* GIVEN DATA *

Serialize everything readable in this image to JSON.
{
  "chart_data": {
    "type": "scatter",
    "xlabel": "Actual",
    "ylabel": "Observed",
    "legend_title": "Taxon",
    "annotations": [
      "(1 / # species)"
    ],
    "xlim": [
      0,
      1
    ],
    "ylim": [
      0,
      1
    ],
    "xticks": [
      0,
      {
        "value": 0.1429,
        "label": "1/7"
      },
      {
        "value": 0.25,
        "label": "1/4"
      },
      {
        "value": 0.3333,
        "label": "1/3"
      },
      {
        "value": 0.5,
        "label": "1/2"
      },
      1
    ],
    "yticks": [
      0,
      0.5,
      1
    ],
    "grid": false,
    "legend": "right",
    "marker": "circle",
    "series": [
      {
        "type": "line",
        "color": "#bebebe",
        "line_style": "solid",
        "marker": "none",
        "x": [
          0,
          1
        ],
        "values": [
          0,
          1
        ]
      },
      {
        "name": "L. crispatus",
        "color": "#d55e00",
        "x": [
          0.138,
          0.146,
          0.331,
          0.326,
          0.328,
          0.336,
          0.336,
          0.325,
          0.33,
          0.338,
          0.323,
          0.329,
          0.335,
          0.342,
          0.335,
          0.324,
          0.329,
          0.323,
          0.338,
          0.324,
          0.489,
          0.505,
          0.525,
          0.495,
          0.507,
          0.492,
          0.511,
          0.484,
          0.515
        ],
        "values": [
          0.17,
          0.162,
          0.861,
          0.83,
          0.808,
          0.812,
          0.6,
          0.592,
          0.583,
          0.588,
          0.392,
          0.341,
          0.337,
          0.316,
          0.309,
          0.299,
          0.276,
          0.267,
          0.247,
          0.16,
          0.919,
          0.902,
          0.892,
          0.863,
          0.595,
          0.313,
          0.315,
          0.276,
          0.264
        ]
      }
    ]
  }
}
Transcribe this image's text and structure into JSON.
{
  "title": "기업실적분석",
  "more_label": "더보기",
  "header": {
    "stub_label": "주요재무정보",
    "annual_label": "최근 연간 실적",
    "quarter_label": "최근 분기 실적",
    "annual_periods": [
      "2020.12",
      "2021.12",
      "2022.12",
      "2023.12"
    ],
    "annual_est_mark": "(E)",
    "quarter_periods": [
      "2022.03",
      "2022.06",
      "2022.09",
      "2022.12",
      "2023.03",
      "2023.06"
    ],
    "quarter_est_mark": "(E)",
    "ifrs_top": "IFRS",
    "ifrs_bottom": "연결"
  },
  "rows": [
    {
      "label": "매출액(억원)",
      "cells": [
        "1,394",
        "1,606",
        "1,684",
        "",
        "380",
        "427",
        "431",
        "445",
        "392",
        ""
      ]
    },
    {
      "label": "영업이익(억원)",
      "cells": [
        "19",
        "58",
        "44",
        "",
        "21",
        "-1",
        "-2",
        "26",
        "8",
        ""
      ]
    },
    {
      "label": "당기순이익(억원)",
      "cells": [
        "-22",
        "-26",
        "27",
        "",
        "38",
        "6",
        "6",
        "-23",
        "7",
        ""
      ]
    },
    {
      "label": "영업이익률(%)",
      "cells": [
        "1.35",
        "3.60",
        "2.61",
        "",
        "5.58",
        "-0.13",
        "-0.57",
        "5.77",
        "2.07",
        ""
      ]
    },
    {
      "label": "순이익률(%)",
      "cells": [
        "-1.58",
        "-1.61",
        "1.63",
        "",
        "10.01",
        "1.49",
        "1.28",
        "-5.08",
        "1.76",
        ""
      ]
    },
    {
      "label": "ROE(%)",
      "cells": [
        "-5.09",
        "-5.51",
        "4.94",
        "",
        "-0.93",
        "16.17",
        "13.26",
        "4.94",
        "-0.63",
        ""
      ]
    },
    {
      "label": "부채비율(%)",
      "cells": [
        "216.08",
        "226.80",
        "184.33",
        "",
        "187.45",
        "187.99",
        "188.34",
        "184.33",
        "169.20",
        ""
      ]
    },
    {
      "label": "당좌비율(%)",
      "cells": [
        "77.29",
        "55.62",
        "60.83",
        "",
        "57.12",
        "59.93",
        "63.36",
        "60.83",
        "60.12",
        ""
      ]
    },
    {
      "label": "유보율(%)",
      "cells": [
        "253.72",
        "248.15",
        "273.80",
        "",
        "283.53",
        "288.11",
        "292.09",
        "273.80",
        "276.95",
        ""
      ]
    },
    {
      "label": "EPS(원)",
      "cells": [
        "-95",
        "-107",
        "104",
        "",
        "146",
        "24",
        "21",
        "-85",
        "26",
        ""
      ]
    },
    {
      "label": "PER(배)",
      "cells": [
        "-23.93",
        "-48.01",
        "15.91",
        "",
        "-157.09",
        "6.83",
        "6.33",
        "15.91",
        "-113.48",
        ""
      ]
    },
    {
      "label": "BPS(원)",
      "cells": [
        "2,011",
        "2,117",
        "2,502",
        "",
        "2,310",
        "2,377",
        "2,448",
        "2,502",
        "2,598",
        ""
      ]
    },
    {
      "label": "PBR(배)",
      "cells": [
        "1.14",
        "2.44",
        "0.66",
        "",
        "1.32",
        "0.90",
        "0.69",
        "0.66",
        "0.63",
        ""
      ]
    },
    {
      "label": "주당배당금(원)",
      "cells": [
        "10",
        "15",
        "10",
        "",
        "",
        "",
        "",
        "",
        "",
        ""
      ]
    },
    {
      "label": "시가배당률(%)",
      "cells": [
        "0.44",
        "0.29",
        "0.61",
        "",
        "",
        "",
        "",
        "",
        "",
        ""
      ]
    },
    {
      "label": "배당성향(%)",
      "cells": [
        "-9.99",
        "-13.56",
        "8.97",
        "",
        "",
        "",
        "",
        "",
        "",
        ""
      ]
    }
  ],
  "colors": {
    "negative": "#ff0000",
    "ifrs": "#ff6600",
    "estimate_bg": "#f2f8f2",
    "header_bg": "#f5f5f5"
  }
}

* PROBLEM TO SOLVE *
Each entry above is to be quoted exactly.

* RESPONSE TO THIS TASK *
Serialize everything readable in this image to JSON.
{
  "chart_data": {
    "type": "scatter",
    "xlabel": "Actual",
    "ylabel": "Observed",
    "legend_title": "Taxon",
    "annotations": [
      "(1 / # species)"
    ],
    "xlim": [
      0,
      1
    ],
    "ylim": [
      0,
      1
    ],
    "xticks": [
      0,
      {
        "value": 0.1429,
        "label": "1/7"
      },
      {
        "value": 0.25,
        "label": "1/4"
      },
      {
        "value": 0.3333,
        "label": "1/3"
      },
      {
        "value": 0.5,
        "label": "1/2"
      },
      1
    ],
    "yticks": [
      0,
      0.5,
      1
    ],
    "grid": false,
    "legend": "right",
    "marker": "circle",
    "series": [
      {
        "type": "line",
        "color": "#bebebe",
        "line_style": "solid",
        "marker": "none",
        "x": [
          0,
          1
        ],
        "values": [
          0,
          1
        ]
      },
      {
        "name": "L. crispatus",
        "color": "#d55e00",
        "x": [
          0.138,
          0.146,
          0.331,
          0.326,
          0.328,
          0.336,
          0.336,
          0.325,
          0.33,
          0.338,
          0.323,
          0.329,
          0.335,
          0.342,
          0.335,
          0.324,
          0.329,
          0.323,
          0.338,
          0.324,
          0.489,
          0.505,
          0.525,
          0.495,
          0.507,
          0.492,
          0.511,
          0.484,
          0.515
        ],
        "values": [
          0.17,
          0.162,
          0.861,
          0.83,
          0.808,
          0.812,
          0.6,
          0.592,
          0.583,
          0.588,
          0.392,
          0.341,
          0.337,
          0.316,
          0.309,
          0.299,
          0.276,
          0.267,
          0.247,
          0.16,
          0.919,
          0.902,
          0.892,
          0.863,
          0.595,
          0.313,
          0.315,
          0.276,
          0.264
        ]
      }
    ]
  }
}
Transcribe this image's text and structure into JSON.
{
  "title": "기업실적분석",
  "more_label": "더보기",
  "header": {
    "stub_label": "주요재무정보",
    "annual_label": "최근 연간 실적",
    "quarter_label": "최근 분기 실적",
    "annual_periods": [
      "2020.12",
      "2021.12",
      "2022.12",
      "2023.12"
    ],
    "annual_est_mark": "(E)",
    "quarter_periods": [
      "2022.03",
      "2022.06",
      "2022.09",
      "2022.12",
      "2023.03",
      "2023.06"
    ],
    "quarter_est_mark": "(E)",
    "ifrs_top": "IFRS",
    "ifrs_bottom": "연결"
  },
  "rows": [
    {
      "label": "매출액(억원)",
      "cells": [
        "1,394",
        "1,606",
        "1,684",
        "",
        "380",
        "427",
        "431",
        "445",
        "392",
        ""
      ]
    },
    {
      "label": "영업이익(억원)",
      "cells": [
        "19",
        "58",
        "44",
        "",
        "21",
        "-1",
        "-2",
        "26",
        "8",
        ""
      ]
    },
    {
      "label": "당기순이익(억원)",
      "cells": [
        "-22",
        "-26",
        "27",
        "",
        "38",
        "6",
        "6",
        "-23",
        "7",
        ""
      ]
    },
    {
      "label": "영업이익률(%)",
      "cells": [
        "1.35",
        "3.60",
        "2.61",
        "",
        "5.58",
        "-0.13",
        "-0.57",
        "5.77",
        "2.07",
        ""
      ]
    },
    {
      "label": "순이익률(%)",
      "cells": [
        "-1.58",
        "-1.61",
        "1.63",
        "",
        "10.01",
        "1.49",
        "1.28",
        "-5.08",
        "1.76",
        ""
      ]
    },
    {
      "label": "ROE(%)",
      "cells": [
        "-5.09",
        "-5.51",
        "4.94",
        "",
        "-0.93",
        "16.17",
        "13.26",
        "4.94",
        "-0.63",
        ""
      ]
    },
    {
      "label": "부채비율(%)",
      "cells": [
        "216.08",
        "226.80",
        "184.33",
        "",
        "187.45",
        "187.99",
        "188.34",
        "184.33",
        "169.20",
        ""
      ]
    },
    {
      "label": "당좌비율(%)",
      "cells": [
        "77.29",
        "55.62",
        "60.83",
        "",
        "57.12",
        "59.93",
        "63.36",
        "60.83",
        "60.12",
        ""
      ]
    },
    {
      "label": "유보율(%)",
      "cells": [
        "253.72",
        "248.15",
        "273.80",
        "",
        "283.53",
        "288.11",
        "292.09",
        "273.80",
        "276.95",
        ""
      ]
    },
    {
      "label": "EPS(원)",
      "cells": [
        "-95",
        "-107",
        "104",
        "",
        "146",
        "24",
        "21",
        "-85",
        "26",
        ""
      ]
    },
    {
      "label": "PER(배)",
      "cells": [
        "-23.93",
        "-48.01",
        "15.91",
        "",
        "-157.09",
        "6.83",
        "6.33",
        "15.91",
        "-113.48",
        ""
      ]
    },
    {
      "label": "BPS(원)",
      "cells": [
        "2,011",
        "2,117",
        "2,502",
        "",
        "2,310",
        "2,377",
        "2,448",
        "2,502",
        "2,598",
        ""
      ]
    },
    {
      "label": "PBR(배)",
      "cells": [
        "1.14",
        "2.44",
        "0.66",
        "",
        "1.32",
        "0.90",
        "0.69",
        "0.66",
        "0.63",
        ""
      ]
    },
    {
      "label": "주당배당금(원)",
      "cells": [
        "10",
        "15",
        "10",
        "",
        "",
        "",
        "",
        "",
        "",
        ""
      ]
    },
    {
      "label": "시가배당률(%)",
      "cells": [
        "0.44",
        "0.29",
        "0.61",
        "",
        "",
        "",
        "",
        "",
        "",
        ""
      ]
    },
    {
      "label": "배당성향(%)",
      "cells": [
        "-9.99",
        "-13.56",
        "8.97",
        "",
        "",
        "",
        "",
        "",
        "",
        ""
      ]
    }
  ],
  "colors": {
    "negative": "#ff0000",
    "ifrs": "#ff6600",
    "estimate_bg": "#f2f8f2",
    "header_bg": "#f5f5f5"
  }
}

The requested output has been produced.